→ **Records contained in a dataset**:
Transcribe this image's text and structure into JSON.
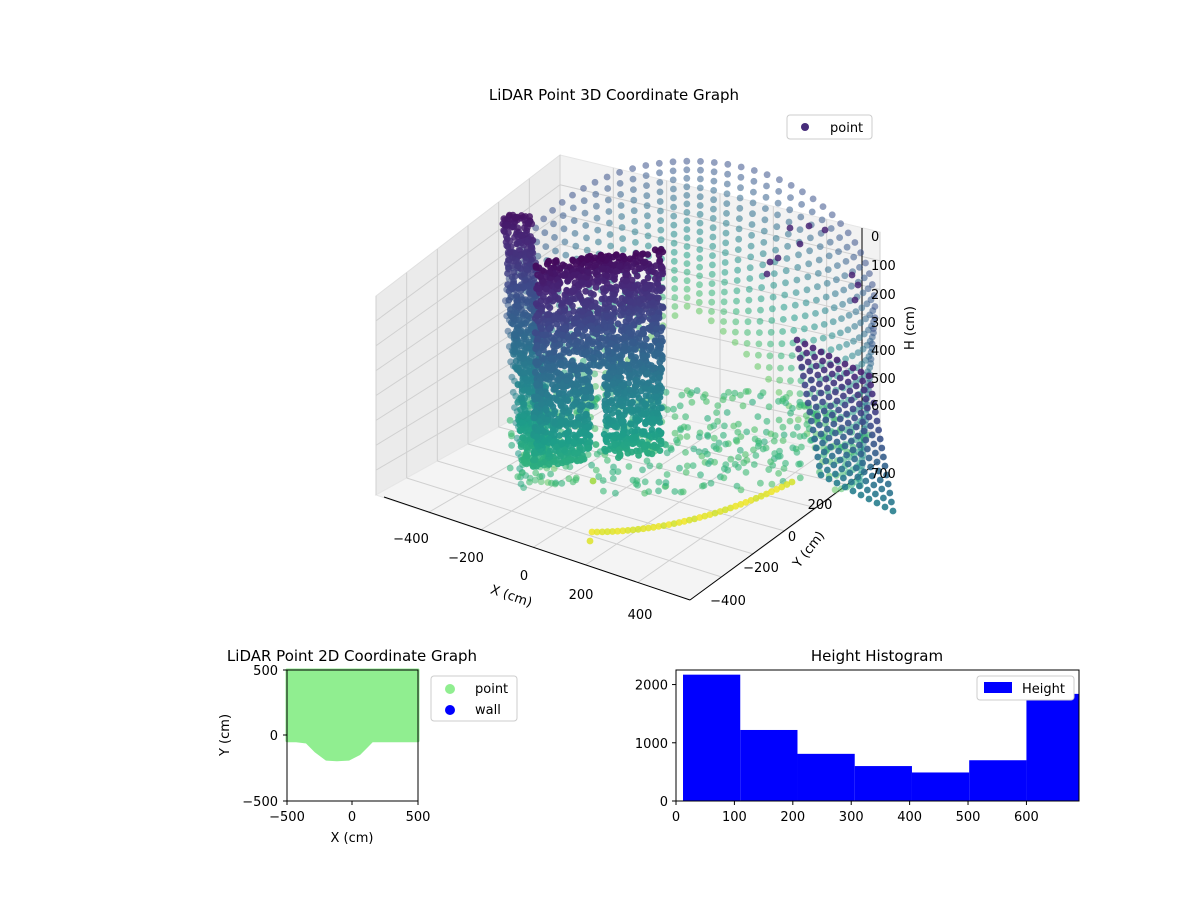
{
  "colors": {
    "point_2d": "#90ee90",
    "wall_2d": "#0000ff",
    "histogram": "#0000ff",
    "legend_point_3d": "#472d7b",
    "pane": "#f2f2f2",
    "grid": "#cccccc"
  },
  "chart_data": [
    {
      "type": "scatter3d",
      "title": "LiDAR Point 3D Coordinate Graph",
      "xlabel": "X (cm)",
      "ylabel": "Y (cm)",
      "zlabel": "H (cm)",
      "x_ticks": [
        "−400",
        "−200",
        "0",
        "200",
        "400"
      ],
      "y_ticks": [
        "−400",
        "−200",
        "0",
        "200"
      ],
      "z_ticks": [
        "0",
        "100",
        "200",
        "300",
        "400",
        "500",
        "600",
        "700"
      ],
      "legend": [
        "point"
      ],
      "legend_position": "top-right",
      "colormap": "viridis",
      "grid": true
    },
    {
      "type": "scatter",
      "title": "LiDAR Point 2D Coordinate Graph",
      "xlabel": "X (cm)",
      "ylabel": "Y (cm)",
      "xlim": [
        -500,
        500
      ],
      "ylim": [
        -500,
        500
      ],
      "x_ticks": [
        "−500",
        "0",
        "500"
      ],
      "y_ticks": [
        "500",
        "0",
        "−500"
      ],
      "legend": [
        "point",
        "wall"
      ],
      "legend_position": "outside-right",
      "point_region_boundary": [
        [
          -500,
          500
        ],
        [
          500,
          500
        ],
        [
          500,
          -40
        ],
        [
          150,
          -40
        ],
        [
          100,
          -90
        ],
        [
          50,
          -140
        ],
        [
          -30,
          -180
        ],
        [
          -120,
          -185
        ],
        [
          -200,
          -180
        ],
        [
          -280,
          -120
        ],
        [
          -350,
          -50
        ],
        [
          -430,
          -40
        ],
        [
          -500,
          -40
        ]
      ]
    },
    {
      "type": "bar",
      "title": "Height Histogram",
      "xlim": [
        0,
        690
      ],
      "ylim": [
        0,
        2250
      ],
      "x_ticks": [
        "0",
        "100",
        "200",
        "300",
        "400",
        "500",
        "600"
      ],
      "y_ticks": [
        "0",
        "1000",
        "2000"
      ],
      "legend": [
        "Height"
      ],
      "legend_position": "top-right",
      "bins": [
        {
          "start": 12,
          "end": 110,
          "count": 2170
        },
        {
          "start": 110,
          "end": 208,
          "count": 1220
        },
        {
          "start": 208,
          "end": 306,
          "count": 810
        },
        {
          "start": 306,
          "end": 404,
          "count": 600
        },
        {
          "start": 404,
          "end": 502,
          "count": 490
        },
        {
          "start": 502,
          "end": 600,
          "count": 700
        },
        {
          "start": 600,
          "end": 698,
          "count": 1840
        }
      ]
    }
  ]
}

→ **WHAT TO DO**: The entries above are to be returned exactly, without their pictures.

→ **RESPONSE**:
Transcribe this image's text and structure into JSON.
{
  "colors": {
    "point_2d": "#90ee90",
    "wall_2d": "#0000ff",
    "histogram": "#0000ff",
    "legend_point_3d": "#472d7b",
    "pane": "#f2f2f2",
    "grid": "#cccccc"
  },
  "chart_data": [
    {
      "type": "scatter3d",
      "title": "LiDAR Point 3D Coordinate Graph",
      "xlabel": "X (cm)",
      "ylabel": "Y (cm)",
      "zlabel": "H (cm)",
      "x_ticks": [
        "−400",
        "−200",
        "0",
        "200",
        "400"
      ],
      "y_ticks": [
        "−400",
        "−200",
        "0",
        "200"
      ],
      "z_ticks": [
        "0",
        "100",
        "200",
        "300",
        "400",
        "500",
        "600",
        "700"
      ],
      "legend": [
        "point"
      ],
      "legend_position": "top-right",
      "colormap": "viridis",
      "grid": true
    },
    {
      "type": "scatter",
      "title": "LiDAR Point 2D Coordinate Graph",
      "xlabel": "X (cm)",
      "ylabel": "Y (cm)",
      "xlim": [
        -500,
        500
      ],
      "ylim": [
        -500,
        500
      ],
      "x_ticks": [
        "−500",
        "0",
        "500"
      ],
      "y_ticks": [
        "500",
        "0",
        "−500"
      ],
      "legend": [
        "point",
        "wall"
      ],
      "legend_position": "outside-right",
      "point_region_boundary": [
        [
          -500,
          500
        ],
        [
          500,
          500
        ],
        [
          500,
          -40
        ],
        [
          150,
          -40
        ],
        [
          100,
          -90
        ],
        [
          50,
          -140
        ],
        [
          -30,
          -180
        ],
        [
          -120,
          -185
        ],
        [
          -200,
          -180
        ],
        [
          -280,
          -120
        ],
        [
          -350,
          -50
        ],
        [
          -430,
          -40
        ],
        [
          -500,
          -40
        ]
      ]
    },
    {
      "type": "bar",
      "title": "Height Histogram",
      "xlim": [
        0,
        690
      ],
      "ylim": [
        0,
        2250
      ],
      "x_ticks": [
        "0",
        "100",
        "200",
        "300",
        "400",
        "500",
        "600"
      ],
      "y_ticks": [
        "0",
        "1000",
        "2000"
      ],
      "legend": [
        "Height"
      ],
      "legend_position": "top-right",
      "bins": [
        {
          "start": 12,
          "end": 110,
          "count": 2170
        },
        {
          "start": 110,
          "end": 208,
          "count": 1220
        },
        {
          "start": 208,
          "end": 306,
          "count": 810
        },
        {
          "start": 306,
          "end": 404,
          "count": 600
        },
        {
          "start": 404,
          "end": 502,
          "count": 490
        },
        {
          "start": 502,
          "end": 600,
          "count": 700
        },
        {
          "start": 600,
          "end": 698,
          "count": 1840
        }
      ]
    }
  ]
}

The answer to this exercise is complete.